» **What is needed**
Each entry below is to be written out exactly, and the pictures are to be left out.

━━━━━━━━━━━━━━━━━━━━━━━━━━━━━━

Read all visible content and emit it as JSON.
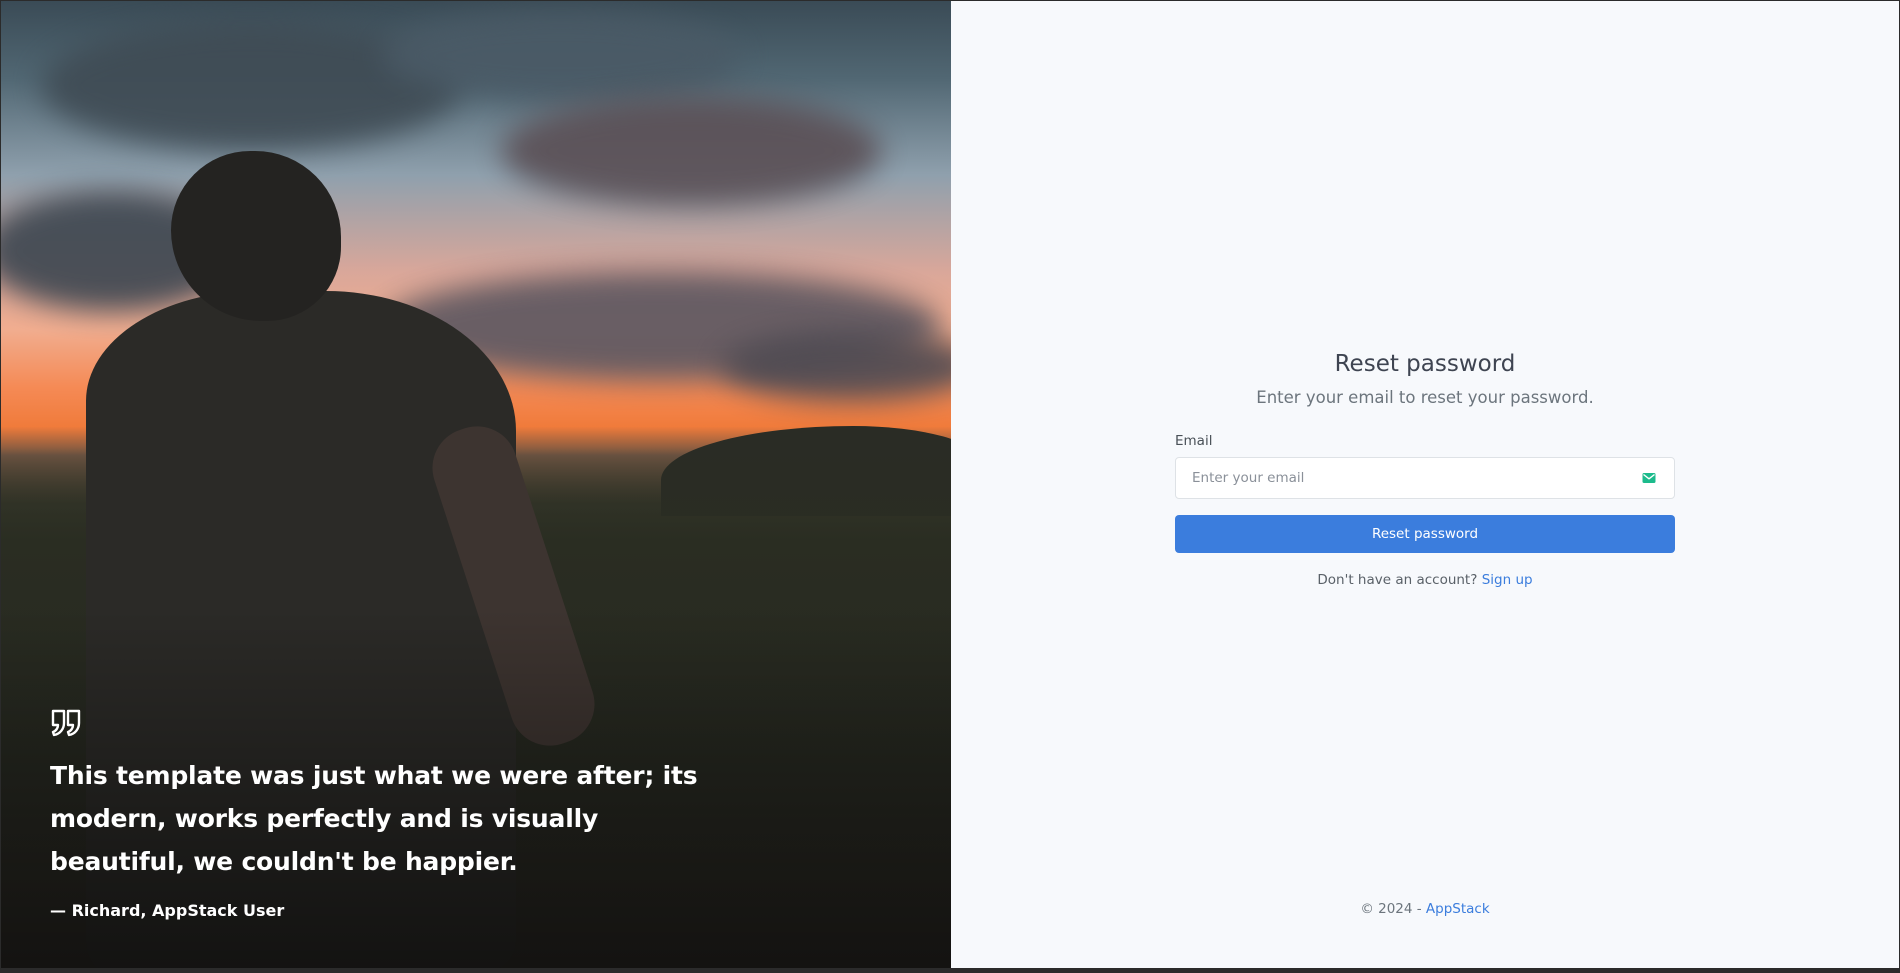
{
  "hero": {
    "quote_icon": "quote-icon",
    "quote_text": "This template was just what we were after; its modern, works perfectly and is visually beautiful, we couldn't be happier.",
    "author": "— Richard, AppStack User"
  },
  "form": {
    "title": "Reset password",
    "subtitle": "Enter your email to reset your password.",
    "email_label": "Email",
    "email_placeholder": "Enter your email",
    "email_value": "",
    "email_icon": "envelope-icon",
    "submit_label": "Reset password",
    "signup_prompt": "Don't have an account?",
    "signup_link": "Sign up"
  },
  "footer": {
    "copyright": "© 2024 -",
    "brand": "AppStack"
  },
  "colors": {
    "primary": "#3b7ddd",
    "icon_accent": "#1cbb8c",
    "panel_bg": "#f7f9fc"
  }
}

━━━━━━━━━━━━━━━━━━━━━━━━━━━━━━

» **Full response**
Read all visible content and emit it as JSON.
{
  "hero": {
    "quote_icon": "quote-icon",
    "quote_text": "This template was just what we were after; its modern, works perfectly and is visually beautiful, we couldn't be happier.",
    "author": "— Richard, AppStack User"
  },
  "form": {
    "title": "Reset password",
    "subtitle": "Enter your email to reset your password.",
    "email_label": "Email",
    "email_placeholder": "Enter your email",
    "email_value": "",
    "email_icon": "envelope-icon",
    "submit_label": "Reset password",
    "signup_prompt": "Don't have an account?",
    "signup_link": "Sign up"
  },
  "footer": {
    "copyright": "© 2024 -",
    "brand": "AppStack"
  },
  "colors": {
    "primary": "#3b7ddd",
    "icon_accent": "#1cbb8c",
    "panel_bg": "#f7f9fc"
  }
}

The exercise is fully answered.